[Given exercise]
Find every line of the listing below where "Operator" appears, and copy it.

[Entries]
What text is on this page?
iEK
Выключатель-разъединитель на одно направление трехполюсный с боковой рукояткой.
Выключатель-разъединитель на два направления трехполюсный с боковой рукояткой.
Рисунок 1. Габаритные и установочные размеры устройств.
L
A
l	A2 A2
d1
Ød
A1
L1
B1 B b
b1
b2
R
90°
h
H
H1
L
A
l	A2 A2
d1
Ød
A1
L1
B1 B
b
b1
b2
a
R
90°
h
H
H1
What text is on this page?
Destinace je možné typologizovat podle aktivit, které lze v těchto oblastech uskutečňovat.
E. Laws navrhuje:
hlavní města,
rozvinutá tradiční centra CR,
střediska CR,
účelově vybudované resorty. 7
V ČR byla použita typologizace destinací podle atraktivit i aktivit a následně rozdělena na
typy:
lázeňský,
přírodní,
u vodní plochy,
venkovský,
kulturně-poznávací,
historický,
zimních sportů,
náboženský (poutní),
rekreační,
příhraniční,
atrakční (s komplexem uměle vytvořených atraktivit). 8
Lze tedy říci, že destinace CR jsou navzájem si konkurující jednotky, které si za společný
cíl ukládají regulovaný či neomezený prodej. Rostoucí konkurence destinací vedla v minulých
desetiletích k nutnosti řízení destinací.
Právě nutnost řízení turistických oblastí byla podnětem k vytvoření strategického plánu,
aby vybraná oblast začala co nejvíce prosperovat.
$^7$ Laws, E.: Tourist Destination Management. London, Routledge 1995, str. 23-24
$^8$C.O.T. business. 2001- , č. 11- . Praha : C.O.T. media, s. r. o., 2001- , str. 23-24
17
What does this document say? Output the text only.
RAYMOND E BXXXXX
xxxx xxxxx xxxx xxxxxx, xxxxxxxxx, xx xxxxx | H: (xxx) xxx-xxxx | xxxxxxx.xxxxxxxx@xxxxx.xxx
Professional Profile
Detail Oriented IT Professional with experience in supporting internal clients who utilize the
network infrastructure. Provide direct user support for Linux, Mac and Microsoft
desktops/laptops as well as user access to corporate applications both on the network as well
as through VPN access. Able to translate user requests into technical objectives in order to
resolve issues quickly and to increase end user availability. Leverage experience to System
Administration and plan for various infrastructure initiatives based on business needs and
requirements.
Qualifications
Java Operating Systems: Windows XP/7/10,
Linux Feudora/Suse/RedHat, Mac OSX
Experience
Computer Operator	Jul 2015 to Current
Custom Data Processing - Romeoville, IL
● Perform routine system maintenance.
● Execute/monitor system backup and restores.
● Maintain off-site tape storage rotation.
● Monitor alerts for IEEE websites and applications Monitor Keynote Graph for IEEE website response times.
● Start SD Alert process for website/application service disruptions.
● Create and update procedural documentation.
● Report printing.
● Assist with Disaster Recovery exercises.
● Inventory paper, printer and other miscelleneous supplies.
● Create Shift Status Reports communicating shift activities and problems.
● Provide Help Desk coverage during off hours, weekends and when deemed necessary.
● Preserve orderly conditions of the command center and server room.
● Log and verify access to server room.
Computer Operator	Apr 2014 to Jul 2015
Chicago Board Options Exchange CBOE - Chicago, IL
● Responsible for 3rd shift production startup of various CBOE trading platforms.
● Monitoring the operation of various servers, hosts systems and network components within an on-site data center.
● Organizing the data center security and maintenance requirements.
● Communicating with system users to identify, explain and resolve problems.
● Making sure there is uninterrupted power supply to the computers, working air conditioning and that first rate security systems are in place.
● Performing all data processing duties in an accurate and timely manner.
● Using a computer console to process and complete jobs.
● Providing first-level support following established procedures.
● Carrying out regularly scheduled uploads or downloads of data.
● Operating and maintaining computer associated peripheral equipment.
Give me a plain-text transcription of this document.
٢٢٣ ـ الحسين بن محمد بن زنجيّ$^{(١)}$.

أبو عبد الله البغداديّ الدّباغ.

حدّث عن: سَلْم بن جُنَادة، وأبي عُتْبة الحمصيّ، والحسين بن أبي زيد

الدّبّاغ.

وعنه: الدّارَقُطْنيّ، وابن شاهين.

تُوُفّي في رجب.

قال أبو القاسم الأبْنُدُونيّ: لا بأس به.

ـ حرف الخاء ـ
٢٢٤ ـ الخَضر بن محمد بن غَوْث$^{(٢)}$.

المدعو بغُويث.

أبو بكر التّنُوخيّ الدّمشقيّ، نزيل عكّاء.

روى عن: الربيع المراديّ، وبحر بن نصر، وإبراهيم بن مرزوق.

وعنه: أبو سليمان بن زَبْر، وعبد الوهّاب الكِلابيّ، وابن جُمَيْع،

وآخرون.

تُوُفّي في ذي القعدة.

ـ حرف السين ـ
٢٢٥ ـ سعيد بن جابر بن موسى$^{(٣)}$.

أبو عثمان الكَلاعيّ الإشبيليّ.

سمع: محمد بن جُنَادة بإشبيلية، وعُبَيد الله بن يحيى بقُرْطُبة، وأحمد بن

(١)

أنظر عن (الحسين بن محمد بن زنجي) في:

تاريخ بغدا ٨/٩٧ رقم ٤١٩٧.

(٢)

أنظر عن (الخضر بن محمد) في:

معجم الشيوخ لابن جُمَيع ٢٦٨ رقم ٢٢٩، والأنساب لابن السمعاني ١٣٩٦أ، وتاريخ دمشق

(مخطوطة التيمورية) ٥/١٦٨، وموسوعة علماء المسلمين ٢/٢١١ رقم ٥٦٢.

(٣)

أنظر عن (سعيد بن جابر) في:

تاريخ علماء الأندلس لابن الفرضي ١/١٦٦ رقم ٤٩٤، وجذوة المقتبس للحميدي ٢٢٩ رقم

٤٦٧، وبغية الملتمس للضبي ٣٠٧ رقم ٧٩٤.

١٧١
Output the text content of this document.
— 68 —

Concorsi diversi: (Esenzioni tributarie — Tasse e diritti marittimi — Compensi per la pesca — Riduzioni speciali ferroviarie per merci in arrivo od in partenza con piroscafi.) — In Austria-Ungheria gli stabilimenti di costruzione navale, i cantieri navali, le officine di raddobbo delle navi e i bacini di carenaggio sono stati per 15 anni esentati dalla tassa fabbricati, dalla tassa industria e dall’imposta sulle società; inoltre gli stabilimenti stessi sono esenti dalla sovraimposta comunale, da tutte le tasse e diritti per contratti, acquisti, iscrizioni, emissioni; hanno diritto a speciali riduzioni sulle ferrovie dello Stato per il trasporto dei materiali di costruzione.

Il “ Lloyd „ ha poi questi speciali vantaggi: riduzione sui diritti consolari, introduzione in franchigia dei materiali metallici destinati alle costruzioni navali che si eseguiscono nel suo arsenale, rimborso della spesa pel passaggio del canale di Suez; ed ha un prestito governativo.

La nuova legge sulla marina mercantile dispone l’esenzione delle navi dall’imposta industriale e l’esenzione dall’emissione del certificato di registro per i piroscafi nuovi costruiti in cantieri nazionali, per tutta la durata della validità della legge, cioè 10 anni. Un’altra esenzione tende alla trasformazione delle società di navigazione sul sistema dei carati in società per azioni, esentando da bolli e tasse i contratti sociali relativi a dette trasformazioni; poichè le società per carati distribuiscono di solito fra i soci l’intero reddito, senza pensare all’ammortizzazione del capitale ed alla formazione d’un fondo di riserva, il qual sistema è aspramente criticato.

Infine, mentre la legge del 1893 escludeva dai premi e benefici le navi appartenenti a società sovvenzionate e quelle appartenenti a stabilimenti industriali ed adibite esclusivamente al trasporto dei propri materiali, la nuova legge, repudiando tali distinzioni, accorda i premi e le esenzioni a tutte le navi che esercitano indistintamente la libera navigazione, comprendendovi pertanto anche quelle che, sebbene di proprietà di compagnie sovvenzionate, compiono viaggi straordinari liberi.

[Task response]
Computer Operator	Jul 2015 to Current
Computer Operator	Apr 2014 to Jul 2015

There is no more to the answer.